• WHAT IS ASKED: All of the material below is to be retyped exactly.
** start DATASET EXCERPTS **
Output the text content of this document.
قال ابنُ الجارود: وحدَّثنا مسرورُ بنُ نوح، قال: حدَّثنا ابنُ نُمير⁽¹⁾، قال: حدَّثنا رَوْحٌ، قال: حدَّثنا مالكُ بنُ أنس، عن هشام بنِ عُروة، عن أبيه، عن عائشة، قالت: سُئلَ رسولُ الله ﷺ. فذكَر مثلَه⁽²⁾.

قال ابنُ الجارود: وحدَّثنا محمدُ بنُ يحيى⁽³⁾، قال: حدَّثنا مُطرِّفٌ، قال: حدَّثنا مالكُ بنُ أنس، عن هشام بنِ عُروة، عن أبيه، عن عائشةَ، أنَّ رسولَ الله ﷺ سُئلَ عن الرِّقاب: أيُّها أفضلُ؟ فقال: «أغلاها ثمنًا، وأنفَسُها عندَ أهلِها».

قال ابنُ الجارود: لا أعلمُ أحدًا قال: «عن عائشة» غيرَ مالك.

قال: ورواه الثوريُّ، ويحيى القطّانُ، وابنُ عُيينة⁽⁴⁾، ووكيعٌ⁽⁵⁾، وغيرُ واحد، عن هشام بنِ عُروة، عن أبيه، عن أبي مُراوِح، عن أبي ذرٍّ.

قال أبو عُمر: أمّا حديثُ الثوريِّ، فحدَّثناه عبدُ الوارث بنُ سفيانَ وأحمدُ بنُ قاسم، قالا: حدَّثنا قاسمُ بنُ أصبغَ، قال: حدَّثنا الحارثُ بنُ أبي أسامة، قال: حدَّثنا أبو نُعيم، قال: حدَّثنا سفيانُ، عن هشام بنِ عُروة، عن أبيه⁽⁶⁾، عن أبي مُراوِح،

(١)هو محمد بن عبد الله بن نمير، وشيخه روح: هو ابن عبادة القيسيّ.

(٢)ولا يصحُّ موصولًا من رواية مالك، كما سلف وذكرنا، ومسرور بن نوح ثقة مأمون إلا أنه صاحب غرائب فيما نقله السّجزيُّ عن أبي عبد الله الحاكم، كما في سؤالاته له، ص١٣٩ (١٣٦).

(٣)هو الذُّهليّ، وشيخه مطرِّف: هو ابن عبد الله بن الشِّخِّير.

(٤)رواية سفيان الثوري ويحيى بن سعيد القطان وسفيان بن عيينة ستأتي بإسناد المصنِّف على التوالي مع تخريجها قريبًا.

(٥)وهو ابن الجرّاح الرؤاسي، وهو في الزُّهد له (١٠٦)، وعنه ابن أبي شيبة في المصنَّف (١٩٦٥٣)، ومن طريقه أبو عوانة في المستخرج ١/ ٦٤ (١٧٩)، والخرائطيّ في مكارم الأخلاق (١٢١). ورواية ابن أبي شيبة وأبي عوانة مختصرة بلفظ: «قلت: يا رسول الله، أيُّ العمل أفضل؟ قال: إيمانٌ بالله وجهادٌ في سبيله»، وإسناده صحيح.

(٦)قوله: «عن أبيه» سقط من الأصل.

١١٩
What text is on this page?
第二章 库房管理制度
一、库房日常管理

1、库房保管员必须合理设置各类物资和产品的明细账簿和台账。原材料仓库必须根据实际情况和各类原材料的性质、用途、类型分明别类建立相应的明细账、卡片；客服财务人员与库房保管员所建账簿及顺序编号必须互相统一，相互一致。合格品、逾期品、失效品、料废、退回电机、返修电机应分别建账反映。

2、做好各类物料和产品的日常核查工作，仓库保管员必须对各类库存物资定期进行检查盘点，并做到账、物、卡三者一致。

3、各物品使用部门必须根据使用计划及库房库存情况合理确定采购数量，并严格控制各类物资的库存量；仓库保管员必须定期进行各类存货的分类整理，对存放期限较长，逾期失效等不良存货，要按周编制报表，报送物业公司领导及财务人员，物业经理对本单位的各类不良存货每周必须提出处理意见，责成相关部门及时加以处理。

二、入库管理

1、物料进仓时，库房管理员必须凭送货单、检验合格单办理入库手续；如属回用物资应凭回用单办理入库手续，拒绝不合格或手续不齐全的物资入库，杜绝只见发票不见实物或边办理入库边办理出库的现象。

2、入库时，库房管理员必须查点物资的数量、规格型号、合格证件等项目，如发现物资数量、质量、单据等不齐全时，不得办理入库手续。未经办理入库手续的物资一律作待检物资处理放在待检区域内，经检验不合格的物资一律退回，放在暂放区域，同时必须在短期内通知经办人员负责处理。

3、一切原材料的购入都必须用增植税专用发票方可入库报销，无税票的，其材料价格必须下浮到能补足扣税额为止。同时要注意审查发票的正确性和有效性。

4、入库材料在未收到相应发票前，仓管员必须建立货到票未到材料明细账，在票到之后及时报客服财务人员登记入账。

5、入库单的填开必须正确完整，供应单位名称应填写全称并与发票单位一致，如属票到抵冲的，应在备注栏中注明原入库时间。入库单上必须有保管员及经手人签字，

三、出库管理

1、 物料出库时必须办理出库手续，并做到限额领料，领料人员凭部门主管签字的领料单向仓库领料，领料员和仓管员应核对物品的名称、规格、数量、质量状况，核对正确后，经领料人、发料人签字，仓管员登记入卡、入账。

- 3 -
** end DATASET EXCERPTS **
• TASK RESPONSE:
Output the text content of this document.
قال ابنُ الجارود: وحدَّثنا مسرورُ بنُ نوح، قال: حدَّثنا ابنُ نُمير⁽¹⁾، قال: حدَّثنا رَوْحٌ، قال: حدَّثنا مالكُ بنُ أنس، عن هشام بنِ عُروة، عن أبيه، عن عائشة، قالت: سُئلَ رسولُ الله ﷺ. فذكَر مثلَه⁽²⁾.

قال ابنُ الجارود: وحدَّثنا محمدُ بنُ يحيى⁽³⁾، قال: حدَّثنا مُطرِّفٌ، قال: حدَّثنا مالكُ بنُ أنس، عن هشام بنِ عُروة، عن أبيه، عن عائشةَ، أنَّ رسولَ الله ﷺ سُئلَ عن الرِّقاب: أيُّها أفضلُ؟ فقال: «أغلاها ثمنًا، وأنفَسُها عندَ أهلِها».

قال ابنُ الجارود: لا أعلمُ أحدًا قال: «عن عائشة» غيرَ مالك.

قال: ورواه الثوريُّ، ويحيى القطّانُ، وابنُ عُيينة⁽⁴⁾، ووكيعٌ⁽⁵⁾، وغيرُ واحد، عن هشام بنِ عُروة، عن أبيه، عن أبي مُراوِح، عن أبي ذرٍّ.

قال أبو عُمر: أمّا حديثُ الثوريِّ، فحدَّثناه عبدُ الوارث بنُ سفيانَ وأحمدُ بنُ قاسم، قالا: حدَّثنا قاسمُ بنُ أصبغَ، قال: حدَّثنا الحارثُ بنُ أبي أسامة، قال: حدَّثنا أبو نُعيم، قال: حدَّثنا سفيانُ، عن هشام بنِ عُروة، عن أبيه⁽⁶⁾، عن أبي مُراوِح،

(١)هو محمد بن عبد الله بن نمير، وشيخه روح: هو ابن عبادة القيسيّ.

(٢)ولا يصحُّ موصولًا من رواية مالك، كما سلف وذكرنا، ومسرور بن نوح ثقة مأمون إلا أنه صاحب غرائب فيما نقله السّجزيُّ عن أبي عبد الله الحاكم، كما في سؤالاته له، ص١٣٩ (١٣٦).

(٣)هو الذُّهليّ، وشيخه مطرِّف: هو ابن عبد الله بن الشِّخِّير.

(٤)رواية سفيان الثوري ويحيى بن سعيد القطان وسفيان بن عيينة ستأتي بإسناد المصنِّف على التوالي مع تخريجها قريبًا.

(٥)وهو ابن الجرّاح الرؤاسي، وهو في الزُّهد له (١٠٦)، وعنه ابن أبي شيبة في المصنَّف (١٩٦٥٣)، ومن طريقه أبو عوانة في المستخرج ١/ ٦٤ (١٧٩)، والخرائطيّ في مكارم الأخلاق (١٢١). ورواية ابن أبي شيبة وأبي عوانة مختصرة بلفظ: «قلت: يا رسول الله، أيُّ العمل أفضل؟ قال: إيمانٌ بالله وجهادٌ في سبيله»، وإسناده صحيح.

(٦)قوله: «عن أبيه» سقط من الأصل.

١١٩
What text is on this page?
第二章 库房管理制度
一、库房日常管理

1、库房保管员必须合理设置各类物资和产品的明细账簿和台账。原材料仓库必须根据实际情况和各类原材料的性质、用途、类型分明别类建立相应的明细账、卡片；客服财务人员与库房保管员所建账簿及顺序编号必须互相统一，相互一致。合格品、逾期品、失效品、料废、退回电机、返修电机应分别建账反映。

2、做好各类物料和产品的日常核查工作，仓库保管员必须对各类库存物资定期进行检查盘点，并做到账、物、卡三者一致。

3、各物品使用部门必须根据使用计划及库房库存情况合理确定采购数量，并严格控制各类物资的库存量；仓库保管员必须定期进行各类存货的分类整理，对存放期限较长，逾期失效等不良存货，要按周编制报表，报送物业公司领导及财务人员，物业经理对本单位的各类不良存货每周必须提出处理意见，责成相关部门及时加以处理。

二、入库管理

1、物料进仓时，库房管理员必须凭送货单、检验合格单办理入库手续；如属回用物资应凭回用单办理入库手续，拒绝不合格或手续不齐全的物资入库，杜绝只见发票不见实物或边办理入库边办理出库的现象。

2、入库时，库房管理员必须查点物资的数量、规格型号、合格证件等项目，如发现物资数量、质量、单据等不齐全时，不得办理入库手续。未经办理入库手续的物资一律作待检物资处理放在待检区域内，经检验不合格的物资一律退回，放在暂放区域，同时必须在短期内通知经办人员负责处理。

3、一切原材料的购入都必须用增植税专用发票方可入库报销，无税票的，其材料价格必须下浮到能补足扣税额为止。同时要注意审查发票的正确性和有效性。

4、入库材料在未收到相应发票前，仓管员必须建立货到票未到材料明细账，在票到之后及时报客服财务人员登记入账。

5、入库单的填开必须正确完整，供应单位名称应填写全称并与发票单位一致，如属票到抵冲的，应在备注栏中注明原入库时间。入库单上必须有保管员及经手人签字，

三、出库管理

1、 物料出库时必须办理出库手续，并做到限额领料，领料人员凭部门主管签字的领料单向仓库领料，领料员和仓管员应核对物品的名称、规格、数量、质量状况，核对正确后，经领料人、发料人签字，仓管员登记入卡、入账。

- 3 -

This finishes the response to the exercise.